Text to read:
— begin —

Wine and Data Science

Hi all,

Over the last few months, I have been exploring ways to combine my interest in wine with another passion of mine: data. I have written a few articles (two example links at the bottom of this message) about ways to better understand wine through the use of data science techniques.

I’d love to hear what you all think about this approach to studying wine. Are there other aspects of the wine creation, tasting or selling processes you think might be worth exploring in quantitative ways?

Looking forward to hearing your thoughts!


Food and Wine Pairing

Building a Wine Recommender Model

As discussed in another current thread, you face the challenges of different consumers/users having different personal definitions and perspectives on specific wine characteristics, as well as different preferences and no consistency in alignment between what they say/think they like vs. what they actually like.

In fewer words: it won’t work.

However, if done well it may succeed as a marketing tool even if it fails as a tool for identifying wines people actually like.

— end —

Dataset records:
— begin —

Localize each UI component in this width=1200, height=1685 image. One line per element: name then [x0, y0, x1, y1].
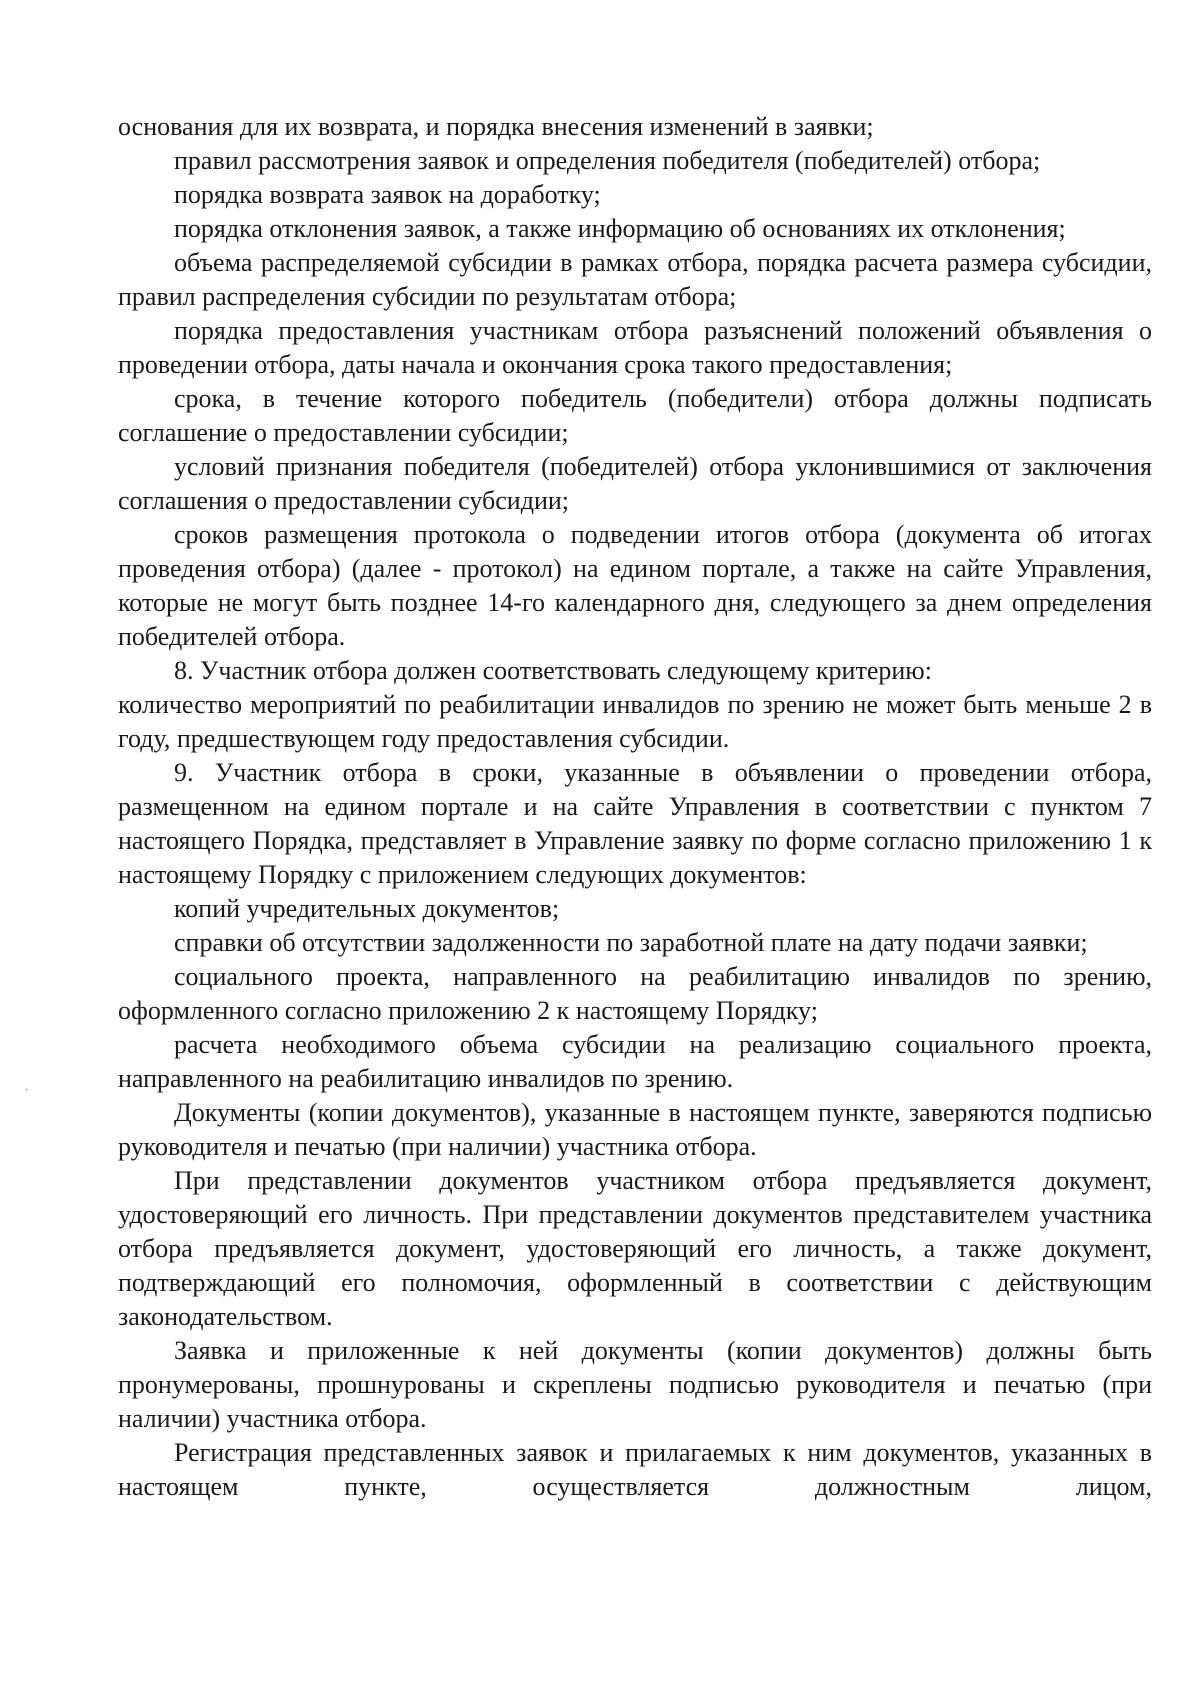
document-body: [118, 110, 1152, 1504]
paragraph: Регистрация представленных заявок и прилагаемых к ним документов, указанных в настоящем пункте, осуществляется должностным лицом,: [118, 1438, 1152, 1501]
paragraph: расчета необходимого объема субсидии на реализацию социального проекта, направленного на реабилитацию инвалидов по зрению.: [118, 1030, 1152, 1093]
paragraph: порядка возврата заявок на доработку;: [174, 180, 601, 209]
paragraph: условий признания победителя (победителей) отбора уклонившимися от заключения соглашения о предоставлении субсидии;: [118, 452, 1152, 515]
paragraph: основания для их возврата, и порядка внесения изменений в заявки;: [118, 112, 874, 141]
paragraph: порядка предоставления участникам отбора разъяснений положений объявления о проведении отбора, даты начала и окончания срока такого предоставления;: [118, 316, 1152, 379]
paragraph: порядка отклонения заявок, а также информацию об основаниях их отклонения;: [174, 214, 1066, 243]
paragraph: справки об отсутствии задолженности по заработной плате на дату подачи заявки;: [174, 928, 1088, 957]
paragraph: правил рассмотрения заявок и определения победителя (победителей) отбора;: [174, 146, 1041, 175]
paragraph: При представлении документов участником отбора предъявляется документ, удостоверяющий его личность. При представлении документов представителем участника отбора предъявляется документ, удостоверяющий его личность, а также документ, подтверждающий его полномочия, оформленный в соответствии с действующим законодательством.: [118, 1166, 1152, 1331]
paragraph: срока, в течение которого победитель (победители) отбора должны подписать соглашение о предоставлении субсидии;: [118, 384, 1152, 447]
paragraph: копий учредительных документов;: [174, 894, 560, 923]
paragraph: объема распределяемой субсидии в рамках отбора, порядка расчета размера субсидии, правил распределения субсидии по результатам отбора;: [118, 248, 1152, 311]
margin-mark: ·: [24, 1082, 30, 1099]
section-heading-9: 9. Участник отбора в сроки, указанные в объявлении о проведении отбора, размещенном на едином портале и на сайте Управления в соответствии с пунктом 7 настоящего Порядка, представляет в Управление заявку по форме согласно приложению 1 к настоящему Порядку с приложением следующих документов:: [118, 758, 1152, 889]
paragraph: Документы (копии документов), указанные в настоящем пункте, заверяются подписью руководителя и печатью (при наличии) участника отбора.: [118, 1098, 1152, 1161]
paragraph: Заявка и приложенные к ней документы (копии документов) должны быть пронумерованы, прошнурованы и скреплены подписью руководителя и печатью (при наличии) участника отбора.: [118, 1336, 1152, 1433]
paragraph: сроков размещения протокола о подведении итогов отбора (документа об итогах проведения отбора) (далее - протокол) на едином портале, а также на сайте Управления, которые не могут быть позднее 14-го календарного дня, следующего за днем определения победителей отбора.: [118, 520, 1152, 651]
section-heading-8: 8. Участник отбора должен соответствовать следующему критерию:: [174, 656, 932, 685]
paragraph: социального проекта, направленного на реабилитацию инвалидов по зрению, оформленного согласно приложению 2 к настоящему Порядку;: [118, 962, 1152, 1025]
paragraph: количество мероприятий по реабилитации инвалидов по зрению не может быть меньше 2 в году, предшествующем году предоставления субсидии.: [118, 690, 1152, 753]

— end —

Tasks:
1. Which processes does the wine and data science thread name as worth exploring in quantitative ways? List them all.
2. Can you copy the wine thread starting with "Wine and Data" and going on through "hearing your thoughts!"?
The records come from a different source than the wine thread.

Answers to the problems:
1. Wine creation, tasting, and selling.

2.
Wine and Data Science

Hi all,

Over the last few months, I have been exploring ways to combine my interest in wine with another passion of mine: data. I have written a few articles (two example links at the bottom of this message) about ways to better understand wine through the use of data science techniques.

I’d love to hear what you all think about this approach to studying wine. Are there other aspects of the wine creation, tasting or selling processes you think might be worth exploring in quantitative ways?

Looking forward to hearing your thoughts!